* Work to complete *
Repeat all entries exactly.

* Stored data entries *
# # #
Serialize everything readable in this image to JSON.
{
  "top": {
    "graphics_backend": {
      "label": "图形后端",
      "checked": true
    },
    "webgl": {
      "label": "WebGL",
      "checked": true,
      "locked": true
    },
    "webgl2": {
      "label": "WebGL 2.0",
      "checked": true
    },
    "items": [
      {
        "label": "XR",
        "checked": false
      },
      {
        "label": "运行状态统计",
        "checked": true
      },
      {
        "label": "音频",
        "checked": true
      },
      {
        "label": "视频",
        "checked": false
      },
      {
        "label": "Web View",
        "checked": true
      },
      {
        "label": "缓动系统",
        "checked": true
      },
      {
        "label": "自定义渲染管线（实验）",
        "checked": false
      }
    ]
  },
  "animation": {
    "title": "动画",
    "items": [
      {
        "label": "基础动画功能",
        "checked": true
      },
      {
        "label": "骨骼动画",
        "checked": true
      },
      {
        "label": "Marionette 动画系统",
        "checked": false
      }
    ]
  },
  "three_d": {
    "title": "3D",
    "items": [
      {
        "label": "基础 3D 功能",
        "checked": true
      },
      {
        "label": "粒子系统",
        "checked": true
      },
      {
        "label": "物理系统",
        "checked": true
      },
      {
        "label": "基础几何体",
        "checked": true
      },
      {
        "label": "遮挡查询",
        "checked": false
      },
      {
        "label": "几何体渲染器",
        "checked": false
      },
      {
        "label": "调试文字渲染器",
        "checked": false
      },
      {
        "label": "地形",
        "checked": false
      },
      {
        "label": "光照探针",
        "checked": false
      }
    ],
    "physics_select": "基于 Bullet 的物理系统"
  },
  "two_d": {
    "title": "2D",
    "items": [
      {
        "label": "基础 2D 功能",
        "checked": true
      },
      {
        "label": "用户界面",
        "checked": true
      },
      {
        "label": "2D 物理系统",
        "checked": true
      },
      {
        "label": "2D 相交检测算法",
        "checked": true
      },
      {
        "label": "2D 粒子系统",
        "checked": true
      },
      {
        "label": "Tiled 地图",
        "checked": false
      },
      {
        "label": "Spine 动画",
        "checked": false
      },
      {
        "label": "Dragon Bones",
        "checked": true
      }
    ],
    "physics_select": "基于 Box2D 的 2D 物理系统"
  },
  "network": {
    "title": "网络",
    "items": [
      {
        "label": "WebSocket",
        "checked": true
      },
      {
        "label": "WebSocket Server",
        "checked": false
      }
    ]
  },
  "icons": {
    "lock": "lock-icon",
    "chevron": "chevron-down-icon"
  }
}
# # #
* Full solution *
Serialize everything readable in this image to JSON.
{
  "top": {
    "graphics_backend": {
      "label": "图形后端",
      "checked": true
    },
    "webgl": {
      "label": "WebGL",
      "checked": true,
      "locked": true
    },
    "webgl2": {
      "label": "WebGL 2.0",
      "checked": true
    },
    "items": [
      {
        "label": "XR",
        "checked": false
      },
      {
        "label": "运行状态统计",
        "checked": true
      },
      {
        "label": "音频",
        "checked": true
      },
      {
        "label": "视频",
        "checked": false
      },
      {
        "label": "Web View",
        "checked": true
      },
      {
        "label": "缓动系统",
        "checked": true
      },
      {
        "label": "自定义渲染管线（实验）",
        "checked": false
      }
    ]
  },
  "animation": {
    "title": "动画",
    "items": [
      {
        "label": "基础动画功能",
        "checked": true
      },
      {
        "label": "骨骼动画",
        "checked": true
      },
      {
        "label": "Marionette 动画系统",
        "checked": false
      }
    ]
  },
  "three_d": {
    "title": "3D",
    "items": [
      {
        "label": "基础 3D 功能",
        "checked": true
      },
      {
        "label": "粒子系统",
        "checked": true
      },
      {
        "label": "物理系统",
        "checked": true
      },
      {
        "label": "基础几何体",
        "checked": true
      },
      {
        "label": "遮挡查询",
        "checked": false
      },
      {
        "label": "几何体渲染器",
        "checked": false
      },
      {
        "label": "调试文字渲染器",
        "checked": false
      },
      {
        "label": "地形",
        "checked": false
      },
      {
        "label": "光照探针",
        "checked": false
      }
    ],
    "physics_select": "基于 Bullet 的物理系统"
  },
  "two_d": {
    "title": "2D",
    "items": [
      {
        "label": "基础 2D 功能",
        "checked": true
      },
      {
        "label": "用户界面",
        "checked": true
      },
      {
        "label": "2D 物理系统",
        "checked": true
      },
      {
        "label": "2D 相交检测算法",
        "checked": true
      },
      {
        "label": "2D 粒子系统",
        "checked": true
      },
      {
        "label": "Tiled 地图",
        "checked": false
      },
      {
        "label": "Spine 动画",
        "checked": false
      },
      {
        "label": "Dragon Bones",
        "checked": true
      }
    ],
    "physics_select": "基于 Box2D 的 2D 物理系统"
  },
  "network": {
    "title": "网络",
    "items": [
      {
        "label": "WebSocket",
        "checked": true
      },
      {
        "label": "WebSocket Server",
        "checked": false
      }
    ]
  },
  "icons": {
    "lock": "lock-icon",
    "chevron": "chevron-down-icon"
  }
}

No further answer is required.